• _PROBLEM STATEMENT_:
All of the material below is to be repeated exactly.

• _DATA LINES_:
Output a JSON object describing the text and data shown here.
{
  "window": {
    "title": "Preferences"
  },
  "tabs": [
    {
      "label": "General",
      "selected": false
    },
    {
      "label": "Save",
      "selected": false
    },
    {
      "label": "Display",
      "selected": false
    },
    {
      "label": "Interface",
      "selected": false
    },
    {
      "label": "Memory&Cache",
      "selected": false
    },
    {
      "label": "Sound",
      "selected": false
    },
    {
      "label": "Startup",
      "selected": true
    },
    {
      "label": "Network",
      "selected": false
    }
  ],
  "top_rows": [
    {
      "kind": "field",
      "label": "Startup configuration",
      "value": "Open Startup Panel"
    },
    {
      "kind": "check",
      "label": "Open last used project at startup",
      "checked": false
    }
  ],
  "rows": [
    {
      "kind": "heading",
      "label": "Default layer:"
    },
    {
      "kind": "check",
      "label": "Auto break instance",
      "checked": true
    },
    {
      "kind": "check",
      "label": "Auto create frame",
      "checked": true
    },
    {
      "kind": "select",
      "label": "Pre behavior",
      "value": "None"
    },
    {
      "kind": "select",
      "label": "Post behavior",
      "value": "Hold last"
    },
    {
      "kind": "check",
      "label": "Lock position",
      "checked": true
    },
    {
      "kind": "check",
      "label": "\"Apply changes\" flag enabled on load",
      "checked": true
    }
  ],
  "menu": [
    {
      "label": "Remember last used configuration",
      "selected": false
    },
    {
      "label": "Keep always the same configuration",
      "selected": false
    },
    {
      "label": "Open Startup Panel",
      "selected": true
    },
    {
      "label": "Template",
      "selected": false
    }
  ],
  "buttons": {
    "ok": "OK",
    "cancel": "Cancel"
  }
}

• _COMPLETED TASK_:
Output a JSON object describing the text and data shown here.
{
  "window": {
    "title": "Preferences"
  },
  "tabs": [
    {
      "label": "General",
      "selected": false
    },
    {
      "label": "Save",
      "selected": false
    },
    {
      "label": "Display",
      "selected": false
    },
    {
      "label": "Interface",
      "selected": false
    },
    {
      "label": "Memory&Cache",
      "selected": false
    },
    {
      "label": "Sound",
      "selected": false
    },
    {
      "label": "Startup",
      "selected": true
    },
    {
      "label": "Network",
      "selected": false
    }
  ],
  "top_rows": [
    {
      "kind": "field",
      "label": "Startup configuration",
      "value": "Open Startup Panel"
    },
    {
      "kind": "check",
      "label": "Open last used project at startup",
      "checked": false
    }
  ],
  "rows": [
    {
      "kind": "heading",
      "label": "Default layer:"
    },
    {
      "kind": "check",
      "label": "Auto break instance",
      "checked": true
    },
    {
      "kind": "check",
      "label": "Auto create frame",
      "checked": true
    },
    {
      "kind": "select",
      "label": "Pre behavior",
      "value": "None"
    },
    {
      "kind": "select",
      "label": "Post behavior",
      "value": "Hold last"
    },
    {
      "kind": "check",
      "label": "Lock position",
      "checked": true
    },
    {
      "kind": "check",
      "label": "\"Apply changes\" flag enabled on load",
      "checked": true
    }
  ],
  "menu": [
    {
      "label": "Remember last used configuration",
      "selected": false
    },
    {
      "label": "Keep always the same configuration",
      "selected": false
    },
    {
      "label": "Open Startup Panel",
      "selected": true
    },
    {
      "label": "Template",
      "selected": false
    }
  ],
  "buttons": {
    "ok": "OK",
    "cancel": "Cancel"
  }
}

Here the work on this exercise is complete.